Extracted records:
** START **

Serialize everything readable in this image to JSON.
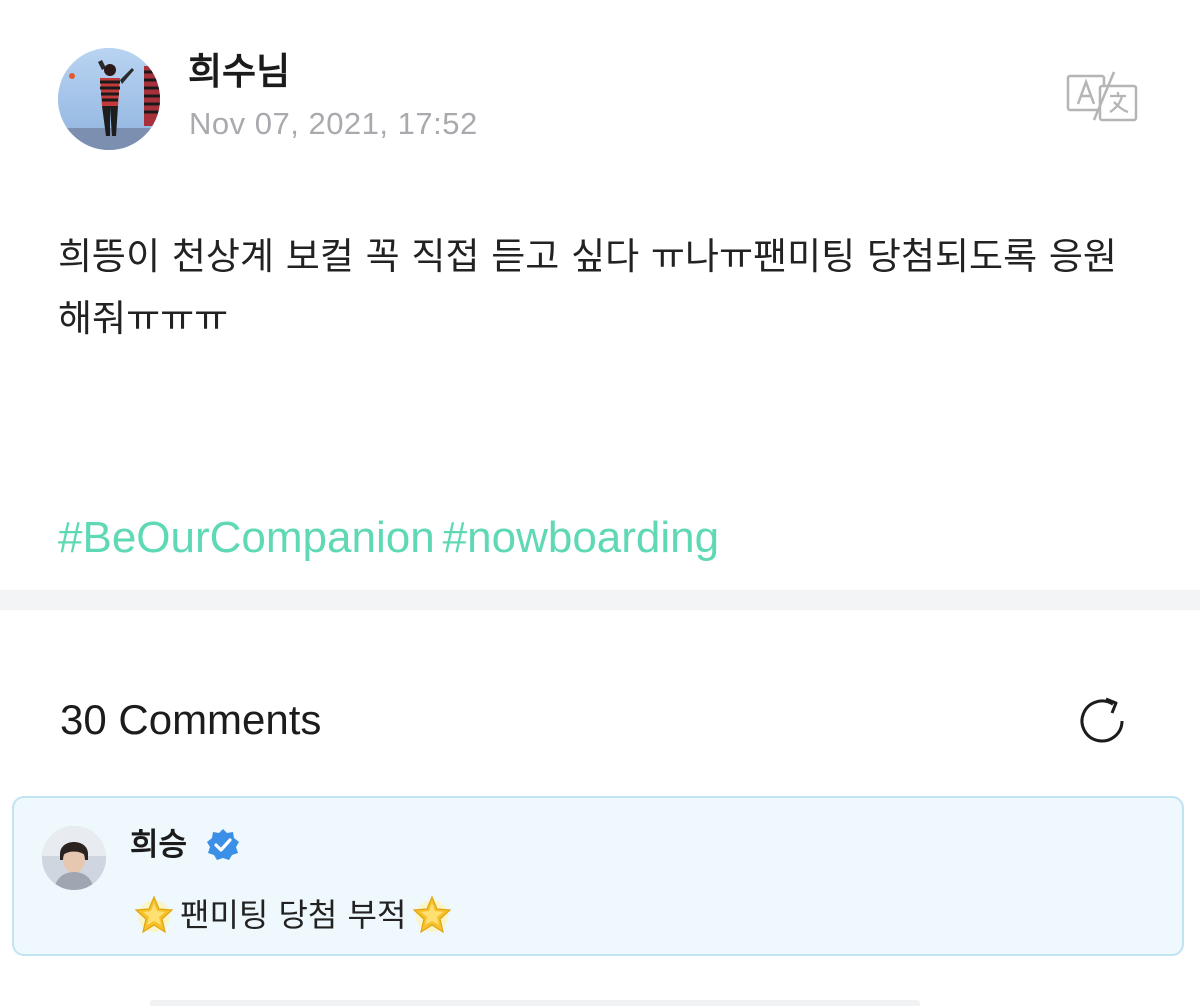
{
  "post": {
    "author": "희수님",
    "date": "Nov 07, 2021, 17:52",
    "body": "희뜽이 천상계 보컬 꼭 직접 듣고 싶다 ㅠ나ㅠ팬미팅 당첨되도록 응원해줘ㅠㅠㅠ",
    "hashtags": [
      "#BeOurCompanion",
      "#nowboarding"
    ],
    "translate_icon": "translate-icon"
  },
  "comments": {
    "count_label": "30 Comments",
    "refresh_icon": "refresh-icon",
    "items": [
      {
        "author": "희승",
        "verified": true,
        "text": "팬미팅 당첨 부적",
        "leading_icon": "glowing-star-icon",
        "trailing_icon": "glowing-star-icon"
      }
    ]
  },
  "colors": {
    "hashtag": "#5fd8b6",
    "date": "#a9a9ae",
    "comment_bg": "#eef8fd",
    "comment_border": "#bfe3f1",
    "verified": "#3b8fe6",
    "divider": "#f3f4f6"
  }
}
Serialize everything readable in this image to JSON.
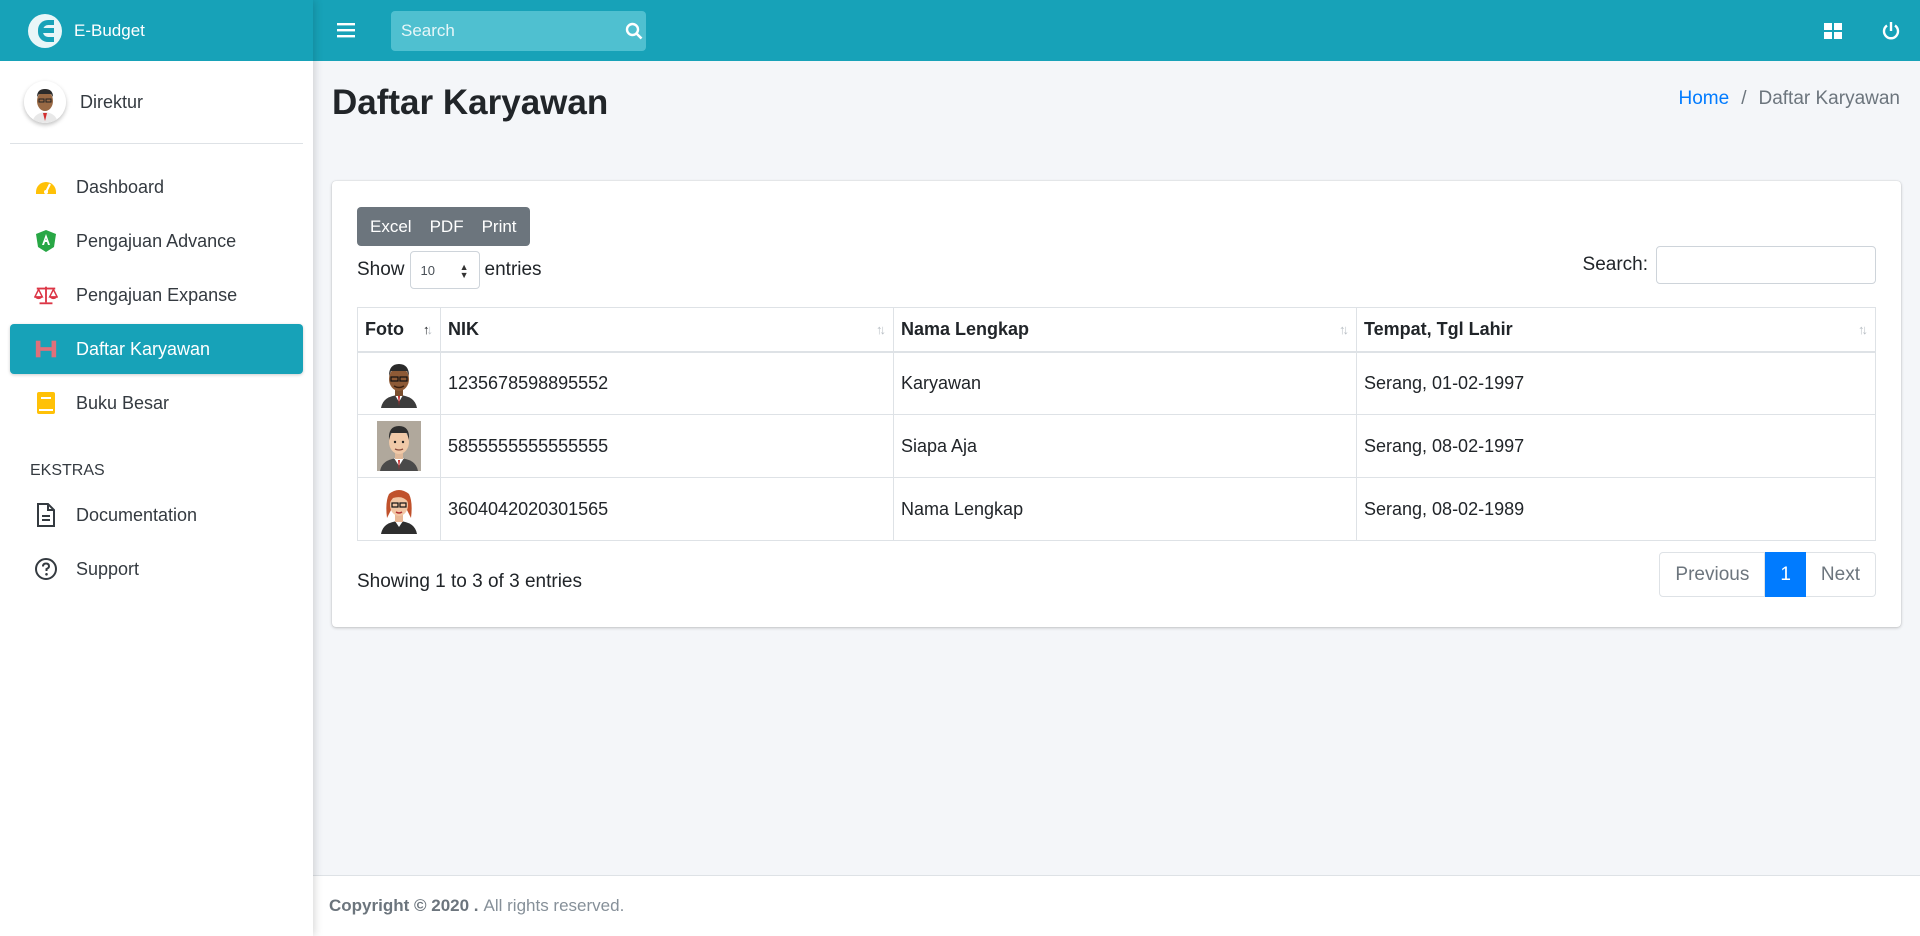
{
  "app": {
    "brand": "E-Budget"
  },
  "user": {
    "name": "Direktur"
  },
  "sidebar": {
    "items": [
      {
        "label": "Dashboard",
        "icon": "tachometer-icon",
        "color": "#ffc107"
      },
      {
        "label": "Pengajuan Advance",
        "icon": "angular-shield-icon",
        "color": "#28a745"
      },
      {
        "label": "Pengajuan Expanse",
        "icon": "balance-scale-icon",
        "color": "#dc3545"
      },
      {
        "label": "Daftar Karyawan",
        "icon": "users-icon",
        "color": "#ffffff",
        "active": true
      },
      {
        "label": "Buku Besar",
        "icon": "book-icon",
        "color": "#ffc107"
      }
    ],
    "header": "EKSTRAS",
    "extras": [
      {
        "label": "Documentation",
        "icon": "file-icon"
      },
      {
        "label": "Support",
        "icon": "question-circle-icon"
      }
    ]
  },
  "topbar": {
    "search_placeholder": "Search"
  },
  "page": {
    "title": "Daftar Karyawan",
    "breadcrumb_home": "Home",
    "breadcrumb_sep": "/",
    "breadcrumb_current": "Daftar Karyawan"
  },
  "table_controls": {
    "buttons": [
      "Excel",
      "PDF",
      "Print"
    ],
    "show_label": "Show",
    "length_value": "10",
    "entries_label": "entries",
    "search_label": "Search:"
  },
  "table": {
    "columns": [
      "Foto",
      "NIK",
      "Nama Lengkap",
      "Tempat, Tgl Lahir"
    ],
    "rows": [
      {
        "nik": "1235678598895552",
        "nama": "Karyawan",
        "ttl": "Serang, 01-02-1997"
      },
      {
        "nik": "5855555555555555",
        "nama": "Siapa Aja",
        "ttl": "Serang, 08-02-1997"
      },
      {
        "nik": "3604042020301565",
        "nama": "Nama Lengkap",
        "ttl": "Serang, 08-02-1989"
      }
    ]
  },
  "pagination": {
    "info": "Showing 1 to 3 of 3 entries",
    "previous": "Previous",
    "current": "1",
    "next": "Next"
  },
  "footer": {
    "copyright": "Copyright © 2020 .",
    "rights": "All rights reserved."
  },
  "colors": {
    "primary": "#17a2b8",
    "link": "#007bff",
    "button_gray": "#6c757d"
  }
}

** END **

WHAT NEEDS TO BE DONE: Using the material above, return every line exactly as it appears, minus the pictures.

RESPONSE TO THIS TASK:
Serialize everything readable in this image to JSON.
{
  "post": {
    "author": "희수님",
    "date": "Nov 07, 2021, 17:52",
    "body": "희뜽이 천상계 보컬 꼭 직접 듣고 싶다 ㅠ나ㅠ팬미팅 당첨되도록 응원해줘ㅠㅠㅠ",
    "hashtags": [
      "#BeOurCompanion",
      "#nowboarding"
    ],
    "translate_icon": "translate-icon"
  },
  "comments": {
    "count_label": "30 Comments",
    "refresh_icon": "refresh-icon",
    "items": [
      {
        "author": "희승",
        "verified": true,
        "text": "팬미팅 당첨 부적",
        "leading_icon": "glowing-star-icon",
        "trailing_icon": "glowing-star-icon"
      }
    ]
  },
  "colors": {
    "hashtag": "#5fd8b6",
    "date": "#a9a9ae",
    "comment_bg": "#eef8fd",
    "comment_border": "#bfe3f1",
    "verified": "#3b8fe6",
    "divider": "#f3f4f6"
  }
}
Serialize everything readable in this image to JSON.
{
  "app": {
    "brand": "E-Budget"
  },
  "user": {
    "name": "Direktur"
  },
  "sidebar": {
    "items": [
      {
        "label": "Dashboard",
        "icon": "tachometer-icon",
        "color": "#ffc107"
      },
      {
        "label": "Pengajuan Advance",
        "icon": "angular-shield-icon",
        "color": "#28a745"
      },
      {
        "label": "Pengajuan Expanse",
        "icon": "balance-scale-icon",
        "color": "#dc3545"
      },
      {
        "label": "Daftar Karyawan",
        "icon": "users-icon",
        "color": "#ffffff",
        "active": true
      },
      {
        "label": "Buku Besar",
        "icon": "book-icon",
        "color": "#ffc107"
      }
    ],
    "header": "EKSTRAS",
    "extras": [
      {
        "label": "Documentation",
        "icon": "file-icon"
      },
      {
        "label": "Support",
        "icon": "question-circle-icon"
      }
    ]
  },
  "topbar": {
    "search_placeholder": "Search"
  },
  "page": {
    "title": "Daftar Karyawan",
    "breadcrumb_home": "Home",
    "breadcrumb_sep": "/",
    "breadcrumb_current": "Daftar Karyawan"
  },
  "table_controls": {
    "buttons": [
      "Excel",
      "PDF",
      "Print"
    ],
    "show_label": "Show",
    "length_value": "10",
    "entries_label": "entries",
    "search_label": "Search:"
  },
  "table": {
    "columns": [
      "Foto",
      "NIK",
      "Nama Lengkap",
      "Tempat, Tgl Lahir"
    ],
    "rows": [
      {
        "nik": "1235678598895552",
        "nama": "Karyawan",
        "ttl": "Serang, 01-02-1997"
      },
      {
        "nik": "5855555555555555",
        "nama": "Siapa Aja",
        "ttl": "Serang, 08-02-1997"
      },
      {
        "nik": "3604042020301565",
        "nama": "Nama Lengkap",
        "ttl": "Serang, 08-02-1989"
      }
    ]
  },
  "pagination": {
    "info": "Showing 1 to 3 of 3 entries",
    "previous": "Previous",
    "current": "1",
    "next": "Next"
  },
  "footer": {
    "copyright": "Copyright © 2020 .",
    "rights": "All rights reserved."
  },
  "colors": {
    "primary": "#17a2b8",
    "link": "#007bff",
    "button_gray": "#6c757d"
  }
}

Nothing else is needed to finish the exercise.